• _WHAT YOU HAVE TO DO_: Find the string "infezados" in the data, then copy every line where it is found.

• _Data items_:
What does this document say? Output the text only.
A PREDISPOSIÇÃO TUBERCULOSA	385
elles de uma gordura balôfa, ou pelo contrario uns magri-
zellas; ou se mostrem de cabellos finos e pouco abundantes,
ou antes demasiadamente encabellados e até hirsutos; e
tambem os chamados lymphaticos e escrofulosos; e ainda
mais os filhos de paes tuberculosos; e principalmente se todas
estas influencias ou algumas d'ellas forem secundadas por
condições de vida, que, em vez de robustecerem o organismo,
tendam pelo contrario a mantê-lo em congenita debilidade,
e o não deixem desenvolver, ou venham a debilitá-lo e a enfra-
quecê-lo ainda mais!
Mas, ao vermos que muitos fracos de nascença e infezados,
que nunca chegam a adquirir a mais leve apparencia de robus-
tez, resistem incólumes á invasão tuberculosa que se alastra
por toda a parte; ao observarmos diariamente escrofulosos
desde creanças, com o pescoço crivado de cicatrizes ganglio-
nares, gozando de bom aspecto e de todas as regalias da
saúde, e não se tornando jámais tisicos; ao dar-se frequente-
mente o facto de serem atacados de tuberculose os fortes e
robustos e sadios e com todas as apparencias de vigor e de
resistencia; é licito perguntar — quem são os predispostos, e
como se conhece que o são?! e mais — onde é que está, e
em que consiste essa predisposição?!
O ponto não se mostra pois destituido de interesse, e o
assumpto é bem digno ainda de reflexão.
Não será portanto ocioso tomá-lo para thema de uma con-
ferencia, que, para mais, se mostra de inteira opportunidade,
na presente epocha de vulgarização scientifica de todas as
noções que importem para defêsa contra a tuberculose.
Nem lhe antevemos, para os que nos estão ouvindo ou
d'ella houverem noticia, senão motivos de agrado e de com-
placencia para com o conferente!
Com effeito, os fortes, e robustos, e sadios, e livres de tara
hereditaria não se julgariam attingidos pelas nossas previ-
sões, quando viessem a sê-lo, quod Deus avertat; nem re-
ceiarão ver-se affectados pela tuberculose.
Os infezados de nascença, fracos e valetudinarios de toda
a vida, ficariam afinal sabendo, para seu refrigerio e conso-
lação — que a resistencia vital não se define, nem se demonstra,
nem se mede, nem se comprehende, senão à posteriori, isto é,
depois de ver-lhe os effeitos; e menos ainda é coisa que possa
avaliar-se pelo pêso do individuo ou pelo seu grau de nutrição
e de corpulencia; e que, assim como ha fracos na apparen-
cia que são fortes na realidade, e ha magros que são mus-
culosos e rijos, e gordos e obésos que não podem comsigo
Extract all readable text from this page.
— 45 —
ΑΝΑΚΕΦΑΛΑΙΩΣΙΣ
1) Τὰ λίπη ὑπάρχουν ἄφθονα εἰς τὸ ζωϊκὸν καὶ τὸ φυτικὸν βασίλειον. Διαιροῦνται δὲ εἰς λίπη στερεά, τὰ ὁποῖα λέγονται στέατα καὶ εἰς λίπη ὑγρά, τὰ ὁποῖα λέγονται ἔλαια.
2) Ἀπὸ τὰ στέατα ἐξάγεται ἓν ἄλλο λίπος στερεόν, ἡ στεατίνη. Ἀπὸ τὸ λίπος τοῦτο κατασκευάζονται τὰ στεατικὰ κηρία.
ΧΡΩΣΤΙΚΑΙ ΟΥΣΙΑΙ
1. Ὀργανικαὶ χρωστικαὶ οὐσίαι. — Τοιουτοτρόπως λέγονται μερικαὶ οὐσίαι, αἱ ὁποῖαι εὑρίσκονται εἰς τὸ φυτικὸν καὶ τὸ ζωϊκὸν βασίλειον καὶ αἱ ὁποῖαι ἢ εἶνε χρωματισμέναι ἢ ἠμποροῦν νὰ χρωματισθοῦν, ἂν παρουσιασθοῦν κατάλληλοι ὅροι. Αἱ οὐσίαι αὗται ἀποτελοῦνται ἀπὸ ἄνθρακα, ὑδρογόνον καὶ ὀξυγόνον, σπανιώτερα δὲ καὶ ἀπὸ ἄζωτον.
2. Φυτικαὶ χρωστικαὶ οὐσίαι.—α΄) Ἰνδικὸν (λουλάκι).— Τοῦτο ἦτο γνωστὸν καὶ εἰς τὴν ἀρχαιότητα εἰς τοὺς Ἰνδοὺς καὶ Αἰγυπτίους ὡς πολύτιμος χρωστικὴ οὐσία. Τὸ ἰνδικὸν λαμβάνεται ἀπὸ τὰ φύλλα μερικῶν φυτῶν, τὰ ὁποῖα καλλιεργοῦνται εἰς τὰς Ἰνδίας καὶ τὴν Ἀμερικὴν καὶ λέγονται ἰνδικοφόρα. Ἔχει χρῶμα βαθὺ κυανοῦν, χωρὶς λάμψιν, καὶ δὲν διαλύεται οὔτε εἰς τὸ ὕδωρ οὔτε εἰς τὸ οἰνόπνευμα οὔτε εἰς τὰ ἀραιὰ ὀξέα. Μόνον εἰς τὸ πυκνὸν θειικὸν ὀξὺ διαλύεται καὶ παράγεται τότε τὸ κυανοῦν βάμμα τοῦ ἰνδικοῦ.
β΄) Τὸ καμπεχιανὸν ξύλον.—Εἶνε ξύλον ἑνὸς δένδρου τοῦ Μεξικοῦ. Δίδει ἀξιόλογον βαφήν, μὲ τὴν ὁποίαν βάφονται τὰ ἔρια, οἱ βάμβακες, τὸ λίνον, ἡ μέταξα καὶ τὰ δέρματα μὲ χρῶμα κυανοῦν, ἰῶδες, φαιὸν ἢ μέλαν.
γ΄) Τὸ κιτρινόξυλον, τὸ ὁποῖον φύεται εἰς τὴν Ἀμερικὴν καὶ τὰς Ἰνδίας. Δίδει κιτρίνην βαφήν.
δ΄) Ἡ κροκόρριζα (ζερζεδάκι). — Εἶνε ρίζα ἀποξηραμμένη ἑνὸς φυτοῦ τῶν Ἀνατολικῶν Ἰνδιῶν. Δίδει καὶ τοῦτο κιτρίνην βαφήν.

• _WRITTEN SOLUTION_:
Mas, ao vermos que muitos fracos de nascença e infezados,
Os infezados de nascença, fracos e valetudinarios de toda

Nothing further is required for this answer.